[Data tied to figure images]
◆ ◆ ◆ ◆

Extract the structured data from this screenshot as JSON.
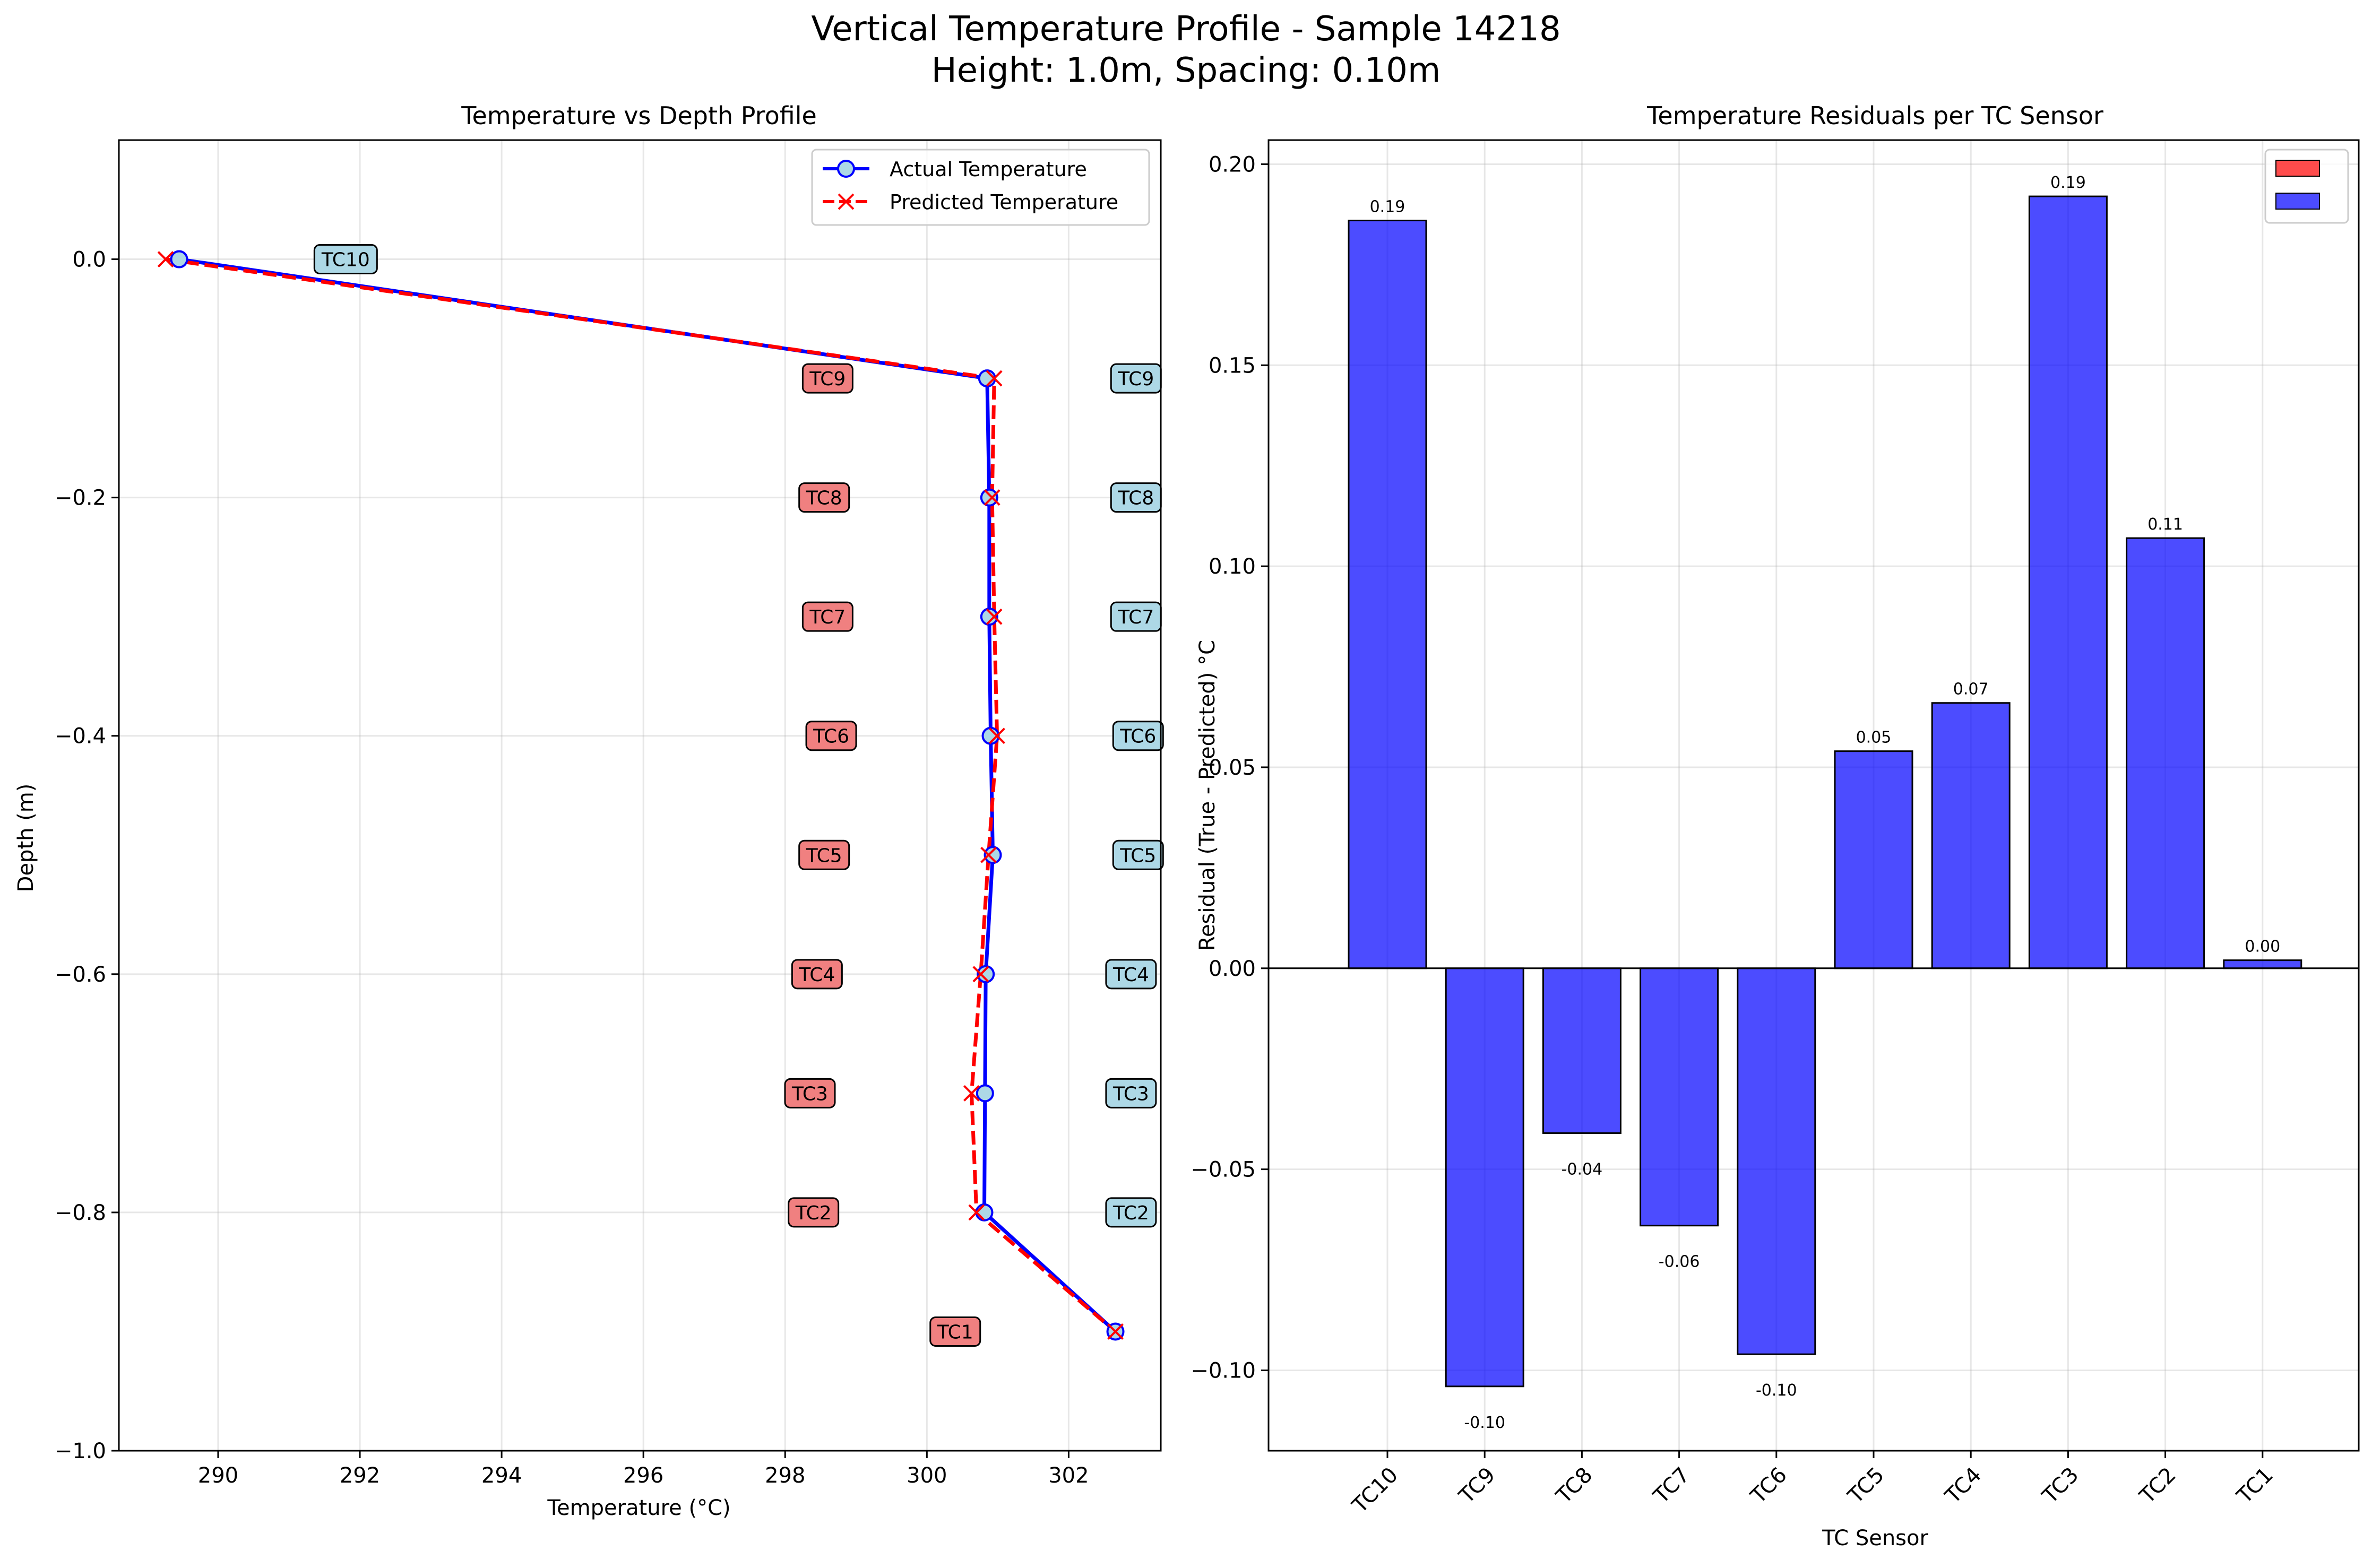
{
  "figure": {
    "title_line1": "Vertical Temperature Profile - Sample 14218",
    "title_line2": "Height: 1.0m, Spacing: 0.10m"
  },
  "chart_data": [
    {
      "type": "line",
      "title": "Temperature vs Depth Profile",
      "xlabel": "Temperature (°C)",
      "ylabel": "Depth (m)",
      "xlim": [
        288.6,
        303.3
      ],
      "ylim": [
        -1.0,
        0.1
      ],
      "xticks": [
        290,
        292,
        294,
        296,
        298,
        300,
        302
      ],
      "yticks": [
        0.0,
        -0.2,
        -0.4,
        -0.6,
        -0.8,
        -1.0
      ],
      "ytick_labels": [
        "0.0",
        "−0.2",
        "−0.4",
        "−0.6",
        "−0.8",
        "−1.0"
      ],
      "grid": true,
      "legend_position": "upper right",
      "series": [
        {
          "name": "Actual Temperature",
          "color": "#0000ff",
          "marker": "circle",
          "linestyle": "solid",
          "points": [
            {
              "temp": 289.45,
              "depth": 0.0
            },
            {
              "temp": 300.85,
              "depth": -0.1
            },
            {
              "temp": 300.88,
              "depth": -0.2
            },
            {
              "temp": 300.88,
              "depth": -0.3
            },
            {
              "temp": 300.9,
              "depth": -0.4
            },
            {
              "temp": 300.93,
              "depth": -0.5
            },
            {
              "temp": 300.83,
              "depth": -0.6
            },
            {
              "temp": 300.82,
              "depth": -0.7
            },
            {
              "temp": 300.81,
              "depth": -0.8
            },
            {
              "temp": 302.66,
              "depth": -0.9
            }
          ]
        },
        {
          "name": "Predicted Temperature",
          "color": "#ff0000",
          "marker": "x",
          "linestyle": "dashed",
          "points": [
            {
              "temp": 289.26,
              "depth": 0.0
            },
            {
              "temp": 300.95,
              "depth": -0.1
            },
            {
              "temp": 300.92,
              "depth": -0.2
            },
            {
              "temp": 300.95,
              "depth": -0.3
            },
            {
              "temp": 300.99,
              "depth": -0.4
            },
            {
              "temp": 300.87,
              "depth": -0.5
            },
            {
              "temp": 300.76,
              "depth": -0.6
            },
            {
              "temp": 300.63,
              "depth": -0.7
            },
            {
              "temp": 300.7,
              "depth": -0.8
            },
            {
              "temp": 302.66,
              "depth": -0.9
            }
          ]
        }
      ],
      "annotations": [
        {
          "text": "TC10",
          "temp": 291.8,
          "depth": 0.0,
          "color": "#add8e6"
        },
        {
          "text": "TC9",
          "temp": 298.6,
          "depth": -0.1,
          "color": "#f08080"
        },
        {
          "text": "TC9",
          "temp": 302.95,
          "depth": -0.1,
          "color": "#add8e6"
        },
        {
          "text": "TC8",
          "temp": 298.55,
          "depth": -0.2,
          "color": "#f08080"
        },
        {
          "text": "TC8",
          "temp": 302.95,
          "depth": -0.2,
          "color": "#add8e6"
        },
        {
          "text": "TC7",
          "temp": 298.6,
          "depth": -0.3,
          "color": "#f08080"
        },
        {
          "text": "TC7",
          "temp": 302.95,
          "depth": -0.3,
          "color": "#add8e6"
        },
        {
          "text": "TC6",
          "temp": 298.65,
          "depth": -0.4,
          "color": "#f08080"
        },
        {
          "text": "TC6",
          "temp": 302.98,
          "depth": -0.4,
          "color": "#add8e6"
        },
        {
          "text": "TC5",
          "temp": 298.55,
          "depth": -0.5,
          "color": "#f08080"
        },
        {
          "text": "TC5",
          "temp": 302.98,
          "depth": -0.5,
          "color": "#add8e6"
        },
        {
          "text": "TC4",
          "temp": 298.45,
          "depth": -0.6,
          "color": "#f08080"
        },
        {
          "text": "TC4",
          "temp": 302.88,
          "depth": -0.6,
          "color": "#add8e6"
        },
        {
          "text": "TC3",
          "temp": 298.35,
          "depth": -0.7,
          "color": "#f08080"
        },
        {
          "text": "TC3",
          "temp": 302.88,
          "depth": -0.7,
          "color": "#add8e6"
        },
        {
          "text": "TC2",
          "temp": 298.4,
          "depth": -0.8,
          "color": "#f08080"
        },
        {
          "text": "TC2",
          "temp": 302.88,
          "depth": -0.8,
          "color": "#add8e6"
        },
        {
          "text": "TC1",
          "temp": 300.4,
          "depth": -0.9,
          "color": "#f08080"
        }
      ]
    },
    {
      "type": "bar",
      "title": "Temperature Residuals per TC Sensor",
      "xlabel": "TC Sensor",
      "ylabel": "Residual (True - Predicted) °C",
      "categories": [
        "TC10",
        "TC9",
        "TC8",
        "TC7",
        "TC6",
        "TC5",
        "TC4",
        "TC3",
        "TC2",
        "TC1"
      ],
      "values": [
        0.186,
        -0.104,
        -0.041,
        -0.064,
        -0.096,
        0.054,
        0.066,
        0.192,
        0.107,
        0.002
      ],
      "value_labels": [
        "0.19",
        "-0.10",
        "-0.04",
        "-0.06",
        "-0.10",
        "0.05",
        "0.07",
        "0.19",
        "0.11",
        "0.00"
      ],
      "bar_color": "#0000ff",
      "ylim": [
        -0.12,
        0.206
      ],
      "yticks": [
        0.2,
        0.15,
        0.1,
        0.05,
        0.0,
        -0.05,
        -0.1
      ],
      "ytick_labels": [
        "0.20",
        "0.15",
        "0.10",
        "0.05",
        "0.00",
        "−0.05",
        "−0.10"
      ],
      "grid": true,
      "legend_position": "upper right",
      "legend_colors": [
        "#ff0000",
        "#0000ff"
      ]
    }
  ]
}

◆ ◆ ◆ ◆

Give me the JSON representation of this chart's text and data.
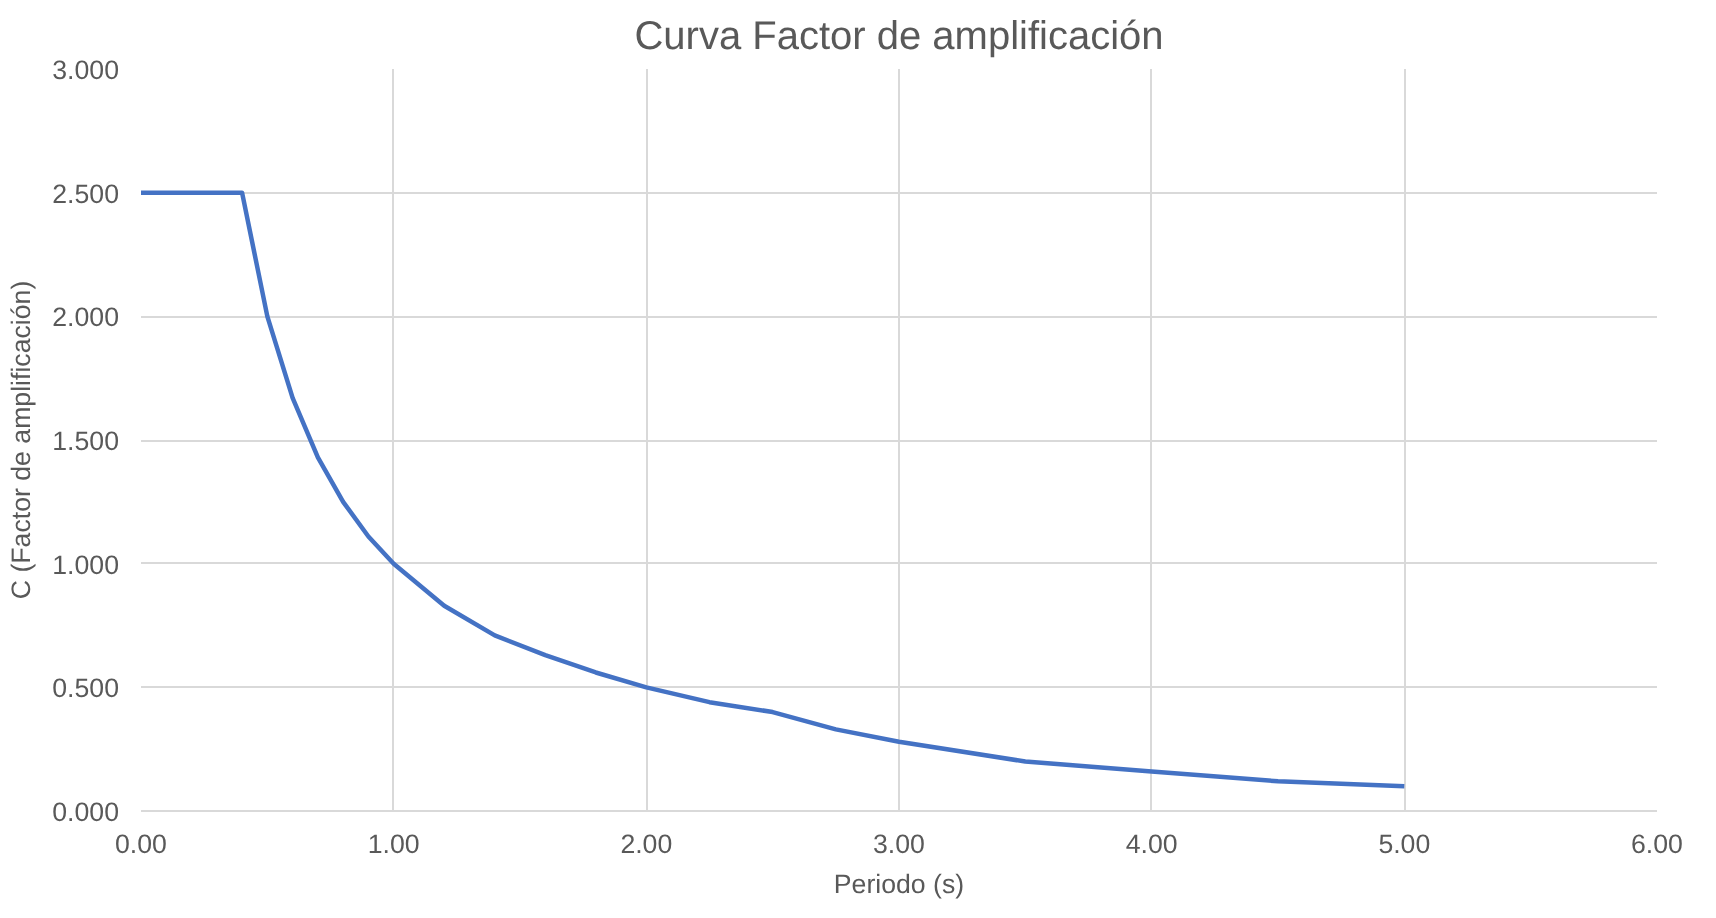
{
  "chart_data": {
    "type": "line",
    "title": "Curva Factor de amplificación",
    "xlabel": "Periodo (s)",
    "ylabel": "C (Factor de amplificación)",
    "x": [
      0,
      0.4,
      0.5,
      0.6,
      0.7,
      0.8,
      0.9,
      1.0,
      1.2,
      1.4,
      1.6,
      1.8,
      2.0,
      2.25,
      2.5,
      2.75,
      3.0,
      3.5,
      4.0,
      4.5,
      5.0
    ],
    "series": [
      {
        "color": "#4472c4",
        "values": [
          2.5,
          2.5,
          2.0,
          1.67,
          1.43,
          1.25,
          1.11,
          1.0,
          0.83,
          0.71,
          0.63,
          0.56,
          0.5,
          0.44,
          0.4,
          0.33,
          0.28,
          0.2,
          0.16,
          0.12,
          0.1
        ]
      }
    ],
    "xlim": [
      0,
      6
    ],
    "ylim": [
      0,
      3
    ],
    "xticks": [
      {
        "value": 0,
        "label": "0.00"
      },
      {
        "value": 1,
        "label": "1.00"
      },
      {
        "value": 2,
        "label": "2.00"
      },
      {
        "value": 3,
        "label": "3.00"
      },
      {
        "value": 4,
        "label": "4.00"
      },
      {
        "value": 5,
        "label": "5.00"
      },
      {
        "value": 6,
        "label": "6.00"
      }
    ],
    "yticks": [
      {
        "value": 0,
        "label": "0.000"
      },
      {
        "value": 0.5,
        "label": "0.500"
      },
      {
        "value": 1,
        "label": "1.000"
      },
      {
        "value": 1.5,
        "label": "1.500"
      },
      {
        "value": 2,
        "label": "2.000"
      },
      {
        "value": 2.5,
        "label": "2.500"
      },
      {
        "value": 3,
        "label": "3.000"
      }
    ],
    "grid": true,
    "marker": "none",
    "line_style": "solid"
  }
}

◆ ◆ ◆ ◆

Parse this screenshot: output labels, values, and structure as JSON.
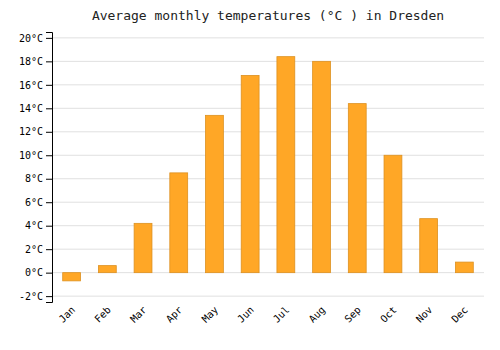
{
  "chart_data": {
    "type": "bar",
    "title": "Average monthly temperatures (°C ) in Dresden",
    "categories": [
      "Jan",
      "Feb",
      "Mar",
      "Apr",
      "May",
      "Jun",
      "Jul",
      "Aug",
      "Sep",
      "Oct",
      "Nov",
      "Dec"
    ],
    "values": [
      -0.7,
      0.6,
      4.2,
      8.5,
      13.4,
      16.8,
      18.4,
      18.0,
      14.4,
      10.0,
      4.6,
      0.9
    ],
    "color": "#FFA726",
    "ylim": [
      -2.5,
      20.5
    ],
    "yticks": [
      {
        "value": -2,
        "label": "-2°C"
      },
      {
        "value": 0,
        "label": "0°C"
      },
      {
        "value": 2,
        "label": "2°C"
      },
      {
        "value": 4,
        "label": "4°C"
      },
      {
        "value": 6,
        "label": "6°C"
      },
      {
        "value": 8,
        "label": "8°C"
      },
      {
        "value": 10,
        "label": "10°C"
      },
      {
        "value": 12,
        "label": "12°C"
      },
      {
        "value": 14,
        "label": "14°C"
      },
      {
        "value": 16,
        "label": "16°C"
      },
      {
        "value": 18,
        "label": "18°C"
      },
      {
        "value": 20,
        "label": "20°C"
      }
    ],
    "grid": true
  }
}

◆ ◆ ◆ ◆

▸ **Stated goal**
Extract all lines that hold the word "xlabel".

▸ **Result for this exercise**
      "xlabel": "Temperature (°C)",
      "xlabel": "TC Sensor",
    "xlabel": "Periodo (s)",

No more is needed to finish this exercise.